Dataset listings of figures
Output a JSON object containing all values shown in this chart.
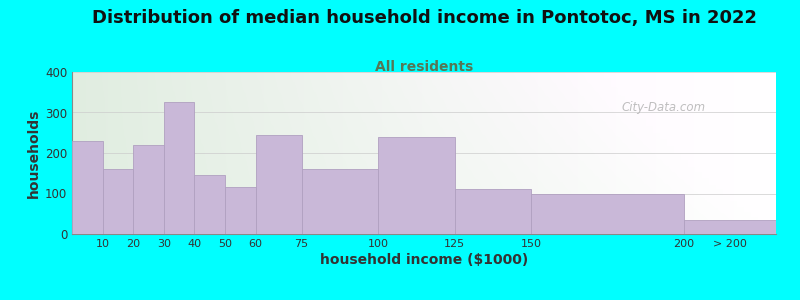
{
  "title": "Distribution of median household income in Pontotoc, MS in 2022",
  "subtitle": "All residents",
  "xlabel": "household income ($1000)",
  "ylabel": "households",
  "background_color": "#00FFFF",
  "bar_color": "#C9B8D8",
  "bar_edge_color": "#B0A0C0",
  "watermark": "City-Data.com",
  "title_fontsize": 13,
  "subtitle_fontsize": 10,
  "axis_label_fontsize": 10,
  "ylim": [
    0,
    400
  ],
  "yticks": [
    0,
    100,
    200,
    300,
    400
  ],
  "bin_edges": [
    0,
    10,
    20,
    30,
    40,
    50,
    60,
    75,
    100,
    125,
    150,
    200,
    230
  ],
  "bin_labels": [
    "10",
    "20",
    "30",
    "40",
    "50",
    "60",
    "75",
    "100",
    "125",
    "150",
    "200",
    "> 200"
  ],
  "values": [
    230,
    160,
    220,
    325,
    145,
    115,
    245,
    160,
    240,
    110,
    100,
    35
  ],
  "subtitle_color": "#557755",
  "title_color": "#111111"
}
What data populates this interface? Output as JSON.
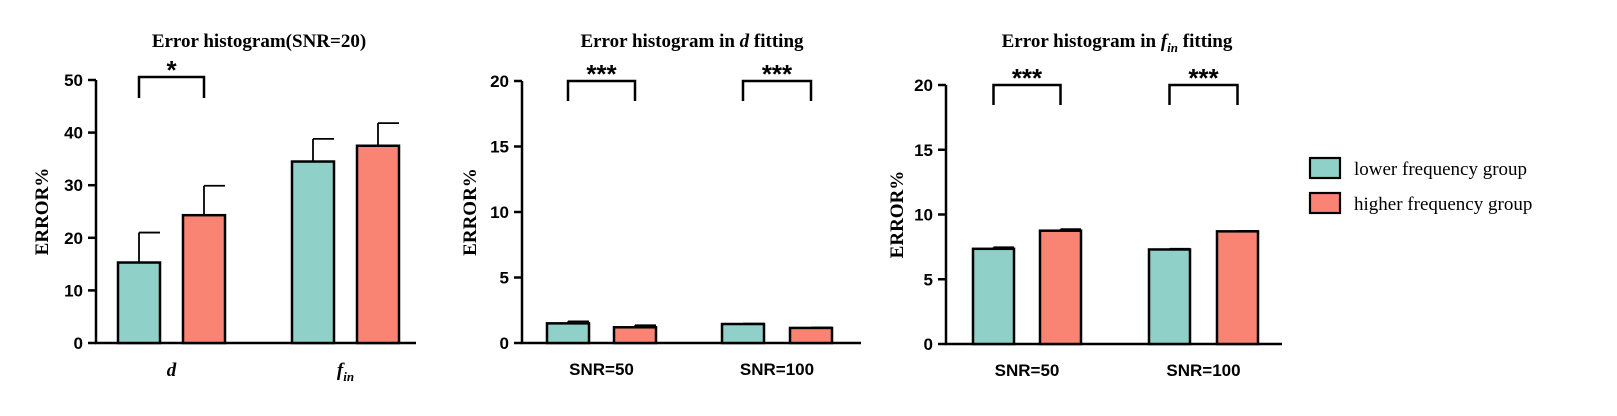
{
  "colors": {
    "lower": "#8fd1c8",
    "higher": "#f98473",
    "stroke": "#000000"
  },
  "legend": {
    "entries": [
      {
        "label": "lower frequency group",
        "color": "#8fd1c8"
      },
      {
        "label": "higher frequency group",
        "color": "#f98473"
      }
    ],
    "placement": "right"
  },
  "chart_data": [
    {
      "type": "bar",
      "title": "Error histogram(SNR=20)",
      "ylabel": "ERROR%",
      "xlabel": "",
      "ylim": [
        0,
        50
      ],
      "yticks": [
        0,
        10,
        20,
        30,
        40,
        50
      ],
      "categories": [
        {
          "main": "d",
          "sub": ""
        },
        {
          "main": "f",
          "sub": "in"
        }
      ],
      "category_style": "italic-serif",
      "series": [
        {
          "name": "lower frequency group",
          "values": [
            15.3,
            34.5
          ],
          "errors": [
            5.7,
            4.3
          ]
        },
        {
          "name": "higher frequency group",
          "values": [
            24.3,
            37.5
          ],
          "errors": [
            5.6,
            4.3
          ]
        }
      ],
      "significance": [
        {
          "category": 0,
          "label": "*",
          "y": 50
        }
      ]
    },
    {
      "type": "bar",
      "title": "Error histogram in d fitting",
      "title_parts": {
        "pre": "Error histogram in ",
        "var": "d",
        "sub": "",
        "post": " fitting"
      },
      "ylabel": "ERROR%",
      "xlabel": "",
      "ylim": [
        0,
        20
      ],
      "yticks": [
        0,
        5,
        10,
        15,
        20
      ],
      "categories": [
        {
          "main": "SNR=50",
          "sub": ""
        },
        {
          "main": "SNR=100",
          "sub": ""
        }
      ],
      "category_style": "bold-sans",
      "series": [
        {
          "name": "lower frequency group",
          "values": [
            1.5,
            1.45
          ],
          "errors": [
            0.15,
            0.03
          ]
        },
        {
          "name": "higher frequency group",
          "values": [
            1.2,
            1.15
          ],
          "errors": [
            0.15,
            0.03
          ]
        }
      ],
      "significance": [
        {
          "category": 0,
          "label": "***",
          "y": 20
        },
        {
          "category": 1,
          "label": "***",
          "y": 20
        }
      ]
    },
    {
      "type": "bar",
      "title": "Error histogram in fin fitting",
      "title_parts": {
        "pre": "Error histogram in ",
        "var": "f",
        "sub": "in",
        "post": " fitting"
      },
      "ylabel": "ERROR%",
      "xlabel": "",
      "ylim": [
        0,
        20
      ],
      "yticks": [
        0,
        5,
        10,
        15,
        20
      ],
      "categories": [
        {
          "main": "SNR=50",
          "sub": ""
        },
        {
          "main": "SNR=100",
          "sub": ""
        }
      ],
      "category_style": "bold-sans",
      "series": [
        {
          "name": "lower frequency group",
          "values": [
            7.35,
            7.3
          ],
          "errors": [
            0.12,
            0.05
          ]
        },
        {
          "name": "higher frequency group",
          "values": [
            8.75,
            8.7
          ],
          "errors": [
            0.12,
            0.03
          ]
        }
      ],
      "significance": [
        {
          "category": 0,
          "label": "***",
          "y": 20
        },
        {
          "category": 1,
          "label": "***",
          "y": 20
        }
      ]
    }
  ]
}
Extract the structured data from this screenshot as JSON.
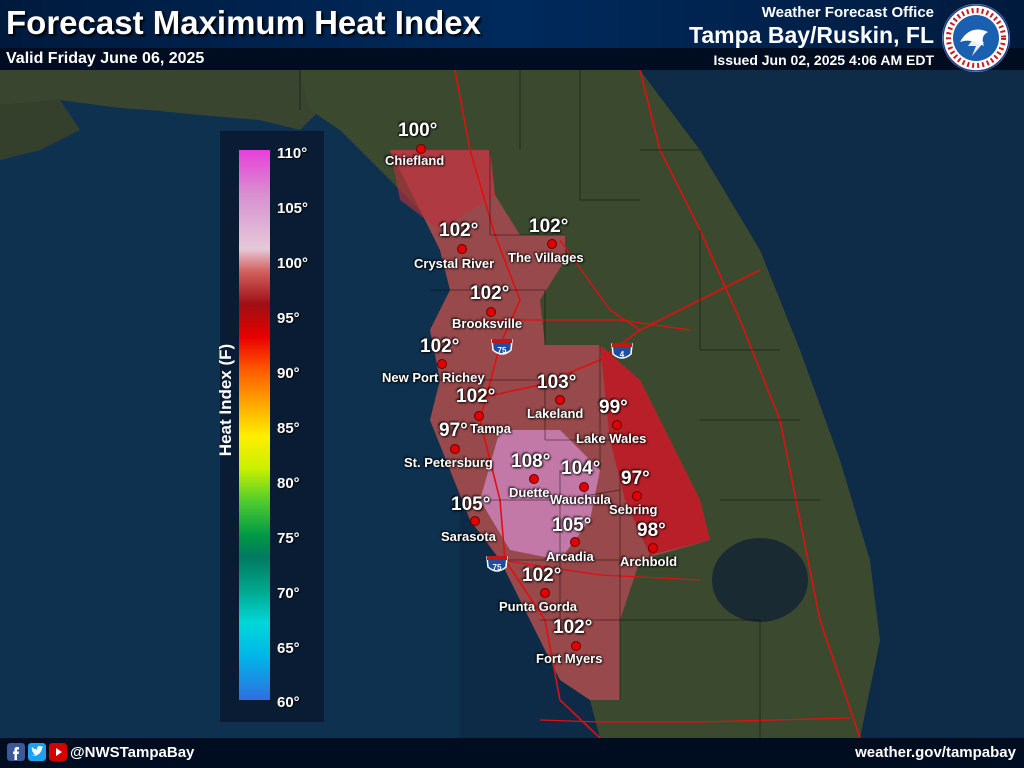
{
  "header": {
    "title": "Forecast Maximum Heat Index",
    "valid": "Valid Friday June 06, 2025",
    "office_label": "Weather Forecast Office",
    "office_name": "Tampa Bay/Ruskin, FL",
    "issued": "Issued Jun 02, 2025 4:06 AM EDT",
    "logo_icon": "nws-logo-icon"
  },
  "legend": {
    "title": "Heat Index (F)",
    "ticks": [
      "110°",
      "105°",
      "100°",
      "95°",
      "90°",
      "85°",
      "80°",
      "75°",
      "70°",
      "65°",
      "60°"
    ]
  },
  "cities": [
    {
      "name": "Chiefland",
      "value": "100°"
    },
    {
      "name": "Crystal River",
      "value": "102°"
    },
    {
      "name": "The Villages",
      "value": "102°"
    },
    {
      "name": "Brooksville",
      "value": "102°"
    },
    {
      "name": "New Port Richey",
      "value": "102°"
    },
    {
      "name": "Lakeland",
      "value": "103°"
    },
    {
      "name": "Tampa",
      "value": "102°"
    },
    {
      "name": "Lake Wales",
      "value": "99°"
    },
    {
      "name": "St. Petersburg",
      "value": "97°"
    },
    {
      "name": "Duette",
      "value": "108°"
    },
    {
      "name": "Wauchula",
      "value": "104°"
    },
    {
      "name": "Sebring",
      "value": "97°"
    },
    {
      "name": "Sarasota",
      "value": "105°"
    },
    {
      "name": "Arcadia",
      "value": "105°"
    },
    {
      "name": "Archbold",
      "value": "98°"
    },
    {
      "name": "Punta Gorda",
      "value": "102°"
    },
    {
      "name": "Fort Myers",
      "value": "102°"
    }
  ],
  "highways": {
    "i75": "75",
    "i4": "4"
  },
  "footer": {
    "handle": "@NWSTampaBay",
    "url": "weather.gov/tampabay",
    "icons": [
      "facebook-icon",
      "twitter-icon",
      "youtube-icon"
    ]
  },
  "colors": {
    "accent": "#002a5c",
    "marker": "#e00000",
    "land": "#3b4a2f",
    "water": "#0b2a45"
  }
}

> **Problem statement**
Output the span from the line with "Extract the structured" through the last line of the data, inclusive and exact, and omit every picture.

> **Solution**
Extract the structured data from this screenshot as JSON.
{
  "header": {
    "title": "Forecast Maximum Heat Index",
    "valid": "Valid Friday June 06, 2025",
    "office_label": "Weather Forecast Office",
    "office_name": "Tampa Bay/Ruskin, FL",
    "issued": "Issued Jun 02, 2025 4:06 AM EDT",
    "logo_icon": "nws-logo-icon"
  },
  "legend": {
    "title": "Heat Index (F)",
    "ticks": [
      "110°",
      "105°",
      "100°",
      "95°",
      "90°",
      "85°",
      "80°",
      "75°",
      "70°",
      "65°",
      "60°"
    ]
  },
  "cities": [
    {
      "name": "Chiefland",
      "value": "100°"
    },
    {
      "name": "Crystal River",
      "value": "102°"
    },
    {
      "name": "The Villages",
      "value": "102°"
    },
    {
      "name": "Brooksville",
      "value": "102°"
    },
    {
      "name": "New Port Richey",
      "value": "102°"
    },
    {
      "name": "Lakeland",
      "value": "103°"
    },
    {
      "name": "Tampa",
      "value": "102°"
    },
    {
      "name": "Lake Wales",
      "value": "99°"
    },
    {
      "name": "St. Petersburg",
      "value": "97°"
    },
    {
      "name": "Duette",
      "value": "108°"
    },
    {
      "name": "Wauchula",
      "value": "104°"
    },
    {
      "name": "Sebring",
      "value": "97°"
    },
    {
      "name": "Sarasota",
      "value": "105°"
    },
    {
      "name": "Arcadia",
      "value": "105°"
    },
    {
      "name": "Archbold",
      "value": "98°"
    },
    {
      "name": "Punta Gorda",
      "value": "102°"
    },
    {
      "name": "Fort Myers",
      "value": "102°"
    }
  ],
  "highways": {
    "i75": "75",
    "i4": "4"
  },
  "footer": {
    "handle": "@NWSTampaBay",
    "url": "weather.gov/tampabay",
    "icons": [
      "facebook-icon",
      "twitter-icon",
      "youtube-icon"
    ]
  },
  "colors": {
    "accent": "#002a5c",
    "marker": "#e00000",
    "land": "#3b4a2f",
    "water": "#0b2a45"
  }
}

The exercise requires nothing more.